═════ Supplied data ═════

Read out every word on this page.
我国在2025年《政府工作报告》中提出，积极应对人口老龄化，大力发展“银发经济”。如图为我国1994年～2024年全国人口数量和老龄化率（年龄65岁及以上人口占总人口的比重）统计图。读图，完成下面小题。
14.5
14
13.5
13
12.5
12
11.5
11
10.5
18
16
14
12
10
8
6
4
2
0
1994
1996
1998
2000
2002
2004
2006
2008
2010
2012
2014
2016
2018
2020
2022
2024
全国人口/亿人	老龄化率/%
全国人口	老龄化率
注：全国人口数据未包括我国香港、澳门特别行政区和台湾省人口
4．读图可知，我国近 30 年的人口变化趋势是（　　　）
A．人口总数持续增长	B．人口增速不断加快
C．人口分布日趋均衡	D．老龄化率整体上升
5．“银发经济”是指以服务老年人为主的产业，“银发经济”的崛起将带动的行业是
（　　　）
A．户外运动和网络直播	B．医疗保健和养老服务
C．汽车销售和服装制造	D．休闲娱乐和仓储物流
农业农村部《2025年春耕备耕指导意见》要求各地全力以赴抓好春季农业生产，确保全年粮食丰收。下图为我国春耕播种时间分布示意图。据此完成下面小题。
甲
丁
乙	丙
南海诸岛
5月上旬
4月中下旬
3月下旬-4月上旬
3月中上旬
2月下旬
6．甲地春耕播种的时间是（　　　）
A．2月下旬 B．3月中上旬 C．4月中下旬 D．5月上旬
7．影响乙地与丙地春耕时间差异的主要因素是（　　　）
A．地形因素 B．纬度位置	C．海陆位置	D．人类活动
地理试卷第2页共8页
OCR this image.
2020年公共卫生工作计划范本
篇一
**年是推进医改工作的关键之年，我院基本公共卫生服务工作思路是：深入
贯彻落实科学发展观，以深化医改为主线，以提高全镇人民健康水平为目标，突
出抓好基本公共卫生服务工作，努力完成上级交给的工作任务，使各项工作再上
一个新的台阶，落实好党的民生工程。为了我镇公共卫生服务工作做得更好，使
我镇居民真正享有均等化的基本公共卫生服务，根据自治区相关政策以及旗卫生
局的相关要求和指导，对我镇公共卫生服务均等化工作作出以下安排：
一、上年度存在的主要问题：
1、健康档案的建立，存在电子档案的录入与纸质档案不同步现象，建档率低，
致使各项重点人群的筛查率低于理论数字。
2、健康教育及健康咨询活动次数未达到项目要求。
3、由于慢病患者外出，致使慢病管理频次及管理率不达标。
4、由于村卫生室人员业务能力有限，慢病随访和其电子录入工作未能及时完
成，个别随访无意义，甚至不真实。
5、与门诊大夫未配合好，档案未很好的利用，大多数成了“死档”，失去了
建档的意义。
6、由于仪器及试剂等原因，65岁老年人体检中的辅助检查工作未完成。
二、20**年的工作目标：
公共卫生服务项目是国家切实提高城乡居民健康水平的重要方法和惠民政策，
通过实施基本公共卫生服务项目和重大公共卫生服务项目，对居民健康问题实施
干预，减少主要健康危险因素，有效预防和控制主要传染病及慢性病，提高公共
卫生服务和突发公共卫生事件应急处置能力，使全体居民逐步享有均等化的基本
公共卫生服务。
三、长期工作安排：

═════

What the task requires: Within the material above, find the lines that contain the word "银发经济"; copy them.

Answer to the exercise:
我国在2025年《政府工作报告》中提出，积极应对人口老龄化，大力发展“银发经济”。如图为我国1994年～2024年全国人口数量和老龄化率（年龄65岁及以上人口占总人口的比重）统计图。读图，完成下面小题。
5．“银发经济”是指以服务老年人为主的产业，“银发经济”的崛起将带动的行业是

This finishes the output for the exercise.